» **WHAT TO WORK ON**: Write the material out again in full, exactly.

******

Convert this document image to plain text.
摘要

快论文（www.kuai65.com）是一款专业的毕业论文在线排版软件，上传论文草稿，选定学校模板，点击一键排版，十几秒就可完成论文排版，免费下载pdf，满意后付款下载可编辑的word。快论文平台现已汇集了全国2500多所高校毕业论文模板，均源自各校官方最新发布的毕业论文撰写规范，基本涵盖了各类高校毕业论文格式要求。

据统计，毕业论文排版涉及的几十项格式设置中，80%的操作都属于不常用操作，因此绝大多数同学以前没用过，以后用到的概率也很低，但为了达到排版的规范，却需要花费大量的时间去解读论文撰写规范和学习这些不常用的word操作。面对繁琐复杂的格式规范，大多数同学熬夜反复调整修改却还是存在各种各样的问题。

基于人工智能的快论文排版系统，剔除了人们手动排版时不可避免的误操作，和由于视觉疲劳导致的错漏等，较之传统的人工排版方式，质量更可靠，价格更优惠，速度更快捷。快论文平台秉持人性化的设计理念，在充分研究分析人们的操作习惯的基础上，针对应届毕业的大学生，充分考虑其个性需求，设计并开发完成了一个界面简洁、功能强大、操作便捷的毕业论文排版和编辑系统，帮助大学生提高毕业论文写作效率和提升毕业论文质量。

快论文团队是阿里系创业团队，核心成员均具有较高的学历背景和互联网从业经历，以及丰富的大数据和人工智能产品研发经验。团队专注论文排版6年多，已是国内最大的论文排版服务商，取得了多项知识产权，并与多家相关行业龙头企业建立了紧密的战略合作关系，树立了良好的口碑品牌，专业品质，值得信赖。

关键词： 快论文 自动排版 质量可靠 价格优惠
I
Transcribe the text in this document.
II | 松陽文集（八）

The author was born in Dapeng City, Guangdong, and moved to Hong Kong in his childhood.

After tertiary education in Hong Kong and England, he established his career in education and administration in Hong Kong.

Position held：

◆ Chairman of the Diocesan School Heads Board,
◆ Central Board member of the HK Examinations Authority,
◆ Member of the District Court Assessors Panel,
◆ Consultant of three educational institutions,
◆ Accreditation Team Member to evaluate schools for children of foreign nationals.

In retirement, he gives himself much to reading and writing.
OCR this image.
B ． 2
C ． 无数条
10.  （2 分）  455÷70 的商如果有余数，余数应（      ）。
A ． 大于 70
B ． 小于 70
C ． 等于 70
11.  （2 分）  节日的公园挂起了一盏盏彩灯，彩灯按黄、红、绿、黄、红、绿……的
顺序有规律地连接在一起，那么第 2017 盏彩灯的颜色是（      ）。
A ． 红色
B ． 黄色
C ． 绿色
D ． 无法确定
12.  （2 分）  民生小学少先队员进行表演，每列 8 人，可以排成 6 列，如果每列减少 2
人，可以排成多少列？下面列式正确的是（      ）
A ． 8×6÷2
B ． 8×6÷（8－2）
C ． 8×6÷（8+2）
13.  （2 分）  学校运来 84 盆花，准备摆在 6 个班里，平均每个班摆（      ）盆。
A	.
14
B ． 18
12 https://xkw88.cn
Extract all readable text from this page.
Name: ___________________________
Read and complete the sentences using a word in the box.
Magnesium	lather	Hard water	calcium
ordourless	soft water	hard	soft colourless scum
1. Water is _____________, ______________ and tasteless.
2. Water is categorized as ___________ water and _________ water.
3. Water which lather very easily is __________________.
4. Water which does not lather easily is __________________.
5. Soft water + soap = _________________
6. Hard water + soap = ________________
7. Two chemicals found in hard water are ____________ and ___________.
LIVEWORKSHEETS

******

» **RESULT FOR THIS TASK**:
Convert this document image to plain text.
摘要

快论文（www.kuai65.com）是一款专业的毕业论文在线排版软件，上传论文草稿，选定学校模板，点击一键排版，十几秒就可完成论文排版，免费下载pdf，满意后付款下载可编辑的word。快论文平台现已汇集了全国2500多所高校毕业论文模板，均源自各校官方最新发布的毕业论文撰写规范，基本涵盖了各类高校毕业论文格式要求。

据统计，毕业论文排版涉及的几十项格式设置中，80%的操作都属于不常用操作，因此绝大多数同学以前没用过，以后用到的概率也很低，但为了达到排版的规范，却需要花费大量的时间去解读论文撰写规范和学习这些不常用的word操作。面对繁琐复杂的格式规范，大多数同学熬夜反复调整修改却还是存在各种各样的问题。

基于人工智能的快论文排版系统，剔除了人们手动排版时不可避免的误操作，和由于视觉疲劳导致的错漏等，较之传统的人工排版方式，质量更可靠，价格更优惠，速度更快捷。快论文平台秉持人性化的设计理念，在充分研究分析人们的操作习惯的基础上，针对应届毕业的大学生，充分考虑其个性需求，设计并开发完成了一个界面简洁、功能强大、操作便捷的毕业论文排版和编辑系统，帮助大学生提高毕业论文写作效率和提升毕业论文质量。

快论文团队是阿里系创业团队，核心成员均具有较高的学历背景和互联网从业经历，以及丰富的大数据和人工智能产品研发经验。团队专注论文排版6年多，已是国内最大的论文排版服务商，取得了多项知识产权，并与多家相关行业龙头企业建立了紧密的战略合作关系，树立了良好的口碑品牌，专业品质，值得信赖。

关键词： 快论文 自动排版 质量可靠 价格优惠
I
Transcribe the text in this document.
II | 松陽文集（八）

The author was born in Dapeng City, Guangdong, and moved to Hong Kong in his childhood.

After tertiary education in Hong Kong and England, he established his career in education and administration in Hong Kong.

Position held：

◆ Chairman of the Diocesan School Heads Board,
◆ Central Board member of the HK Examinations Authority,
◆ Member of the District Court Assessors Panel,
◆ Consultant of three educational institutions,
◆ Accreditation Team Member to evaluate schools for children of foreign nationals.

In retirement, he gives himself much to reading and writing.
OCR this image.
B ． 2
C ． 无数条
10.  （2 分）  455÷70 的商如果有余数，余数应（      ）。
A ． 大于 70
B ． 小于 70
C ． 等于 70
11.  （2 分）  节日的公园挂起了一盏盏彩灯，彩灯按黄、红、绿、黄、红、绿……的
顺序有规律地连接在一起，那么第 2017 盏彩灯的颜色是（      ）。
A ． 红色
B ． 黄色
C ． 绿色
D ． 无法确定
12.  （2 分）  民生小学少先队员进行表演，每列 8 人，可以排成 6 列，如果每列减少 2
人，可以排成多少列？下面列式正确的是（      ）
A ． 8×6÷2
B ． 8×6÷（8－2）
C ． 8×6÷（8+2）
13.  （2 分）  学校运来 84 盆花，准备摆在 6 个班里，平均每个班摆（      ）盆。
A	.
14
B ． 18
12 https://xkw88.cn
Extract all readable text from this page.
Name: ___________________________
Read and complete the sentences using a word in the box.
Magnesium	lather	Hard water	calcium
ordourless	soft water	hard	soft colourless scum
1. Water is _____________, ______________ and tasteless.
2. Water is categorized as ___________ water and _________ water.
3. Water which lather very easily is __________________.
4. Water which does not lather easily is __________________.
5. Soft water + soap = _________________
6. Hard water + soap = ________________
7. Two chemicals found in hard water are ____________ and ___________.
LIVEWORKSHEETS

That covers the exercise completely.